◆ The exercise:
In the records below, find each line with the word "ylabel" and copy it.
=====
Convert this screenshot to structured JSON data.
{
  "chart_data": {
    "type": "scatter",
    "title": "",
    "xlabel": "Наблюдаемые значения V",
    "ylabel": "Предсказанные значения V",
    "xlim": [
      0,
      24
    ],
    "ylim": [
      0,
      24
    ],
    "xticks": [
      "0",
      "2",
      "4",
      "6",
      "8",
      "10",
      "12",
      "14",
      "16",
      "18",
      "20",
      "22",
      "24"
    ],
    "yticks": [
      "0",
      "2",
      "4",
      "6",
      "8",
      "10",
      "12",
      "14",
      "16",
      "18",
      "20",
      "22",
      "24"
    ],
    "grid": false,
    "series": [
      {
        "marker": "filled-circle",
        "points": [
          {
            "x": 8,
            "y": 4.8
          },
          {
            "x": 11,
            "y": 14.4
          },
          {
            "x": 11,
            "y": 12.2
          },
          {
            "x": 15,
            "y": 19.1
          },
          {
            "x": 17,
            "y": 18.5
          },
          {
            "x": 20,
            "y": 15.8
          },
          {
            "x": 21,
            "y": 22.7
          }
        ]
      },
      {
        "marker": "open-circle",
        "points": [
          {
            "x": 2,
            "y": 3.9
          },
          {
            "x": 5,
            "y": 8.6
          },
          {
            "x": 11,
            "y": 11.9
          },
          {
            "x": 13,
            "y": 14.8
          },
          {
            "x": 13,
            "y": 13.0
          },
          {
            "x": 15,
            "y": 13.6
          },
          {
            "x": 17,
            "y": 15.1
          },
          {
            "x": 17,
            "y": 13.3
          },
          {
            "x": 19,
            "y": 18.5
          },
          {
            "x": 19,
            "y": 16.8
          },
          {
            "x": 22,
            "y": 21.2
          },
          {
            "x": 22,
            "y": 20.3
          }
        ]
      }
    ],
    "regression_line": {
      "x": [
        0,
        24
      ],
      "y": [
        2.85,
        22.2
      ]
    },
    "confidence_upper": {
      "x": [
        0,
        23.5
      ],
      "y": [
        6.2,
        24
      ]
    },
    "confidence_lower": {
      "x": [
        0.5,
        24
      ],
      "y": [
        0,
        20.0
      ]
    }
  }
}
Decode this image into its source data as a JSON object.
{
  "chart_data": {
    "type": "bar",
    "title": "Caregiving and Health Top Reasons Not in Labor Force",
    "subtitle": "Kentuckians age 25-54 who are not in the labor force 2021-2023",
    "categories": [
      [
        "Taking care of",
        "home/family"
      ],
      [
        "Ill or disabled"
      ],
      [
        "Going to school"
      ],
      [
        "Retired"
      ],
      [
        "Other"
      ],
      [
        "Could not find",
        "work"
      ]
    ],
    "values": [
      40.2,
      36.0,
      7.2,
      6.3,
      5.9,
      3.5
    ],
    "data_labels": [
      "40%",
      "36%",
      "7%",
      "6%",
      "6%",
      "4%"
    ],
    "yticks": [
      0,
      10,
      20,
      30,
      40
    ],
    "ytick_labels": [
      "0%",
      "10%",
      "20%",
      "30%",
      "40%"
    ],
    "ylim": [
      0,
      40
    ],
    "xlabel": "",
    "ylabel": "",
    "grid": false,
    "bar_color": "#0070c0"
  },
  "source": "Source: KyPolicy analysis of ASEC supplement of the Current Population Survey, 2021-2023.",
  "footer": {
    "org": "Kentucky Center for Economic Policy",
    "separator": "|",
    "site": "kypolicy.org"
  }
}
=====
◆ Task result:
    "ylabel": "Предсказанные значения V",
    "ylabel": "",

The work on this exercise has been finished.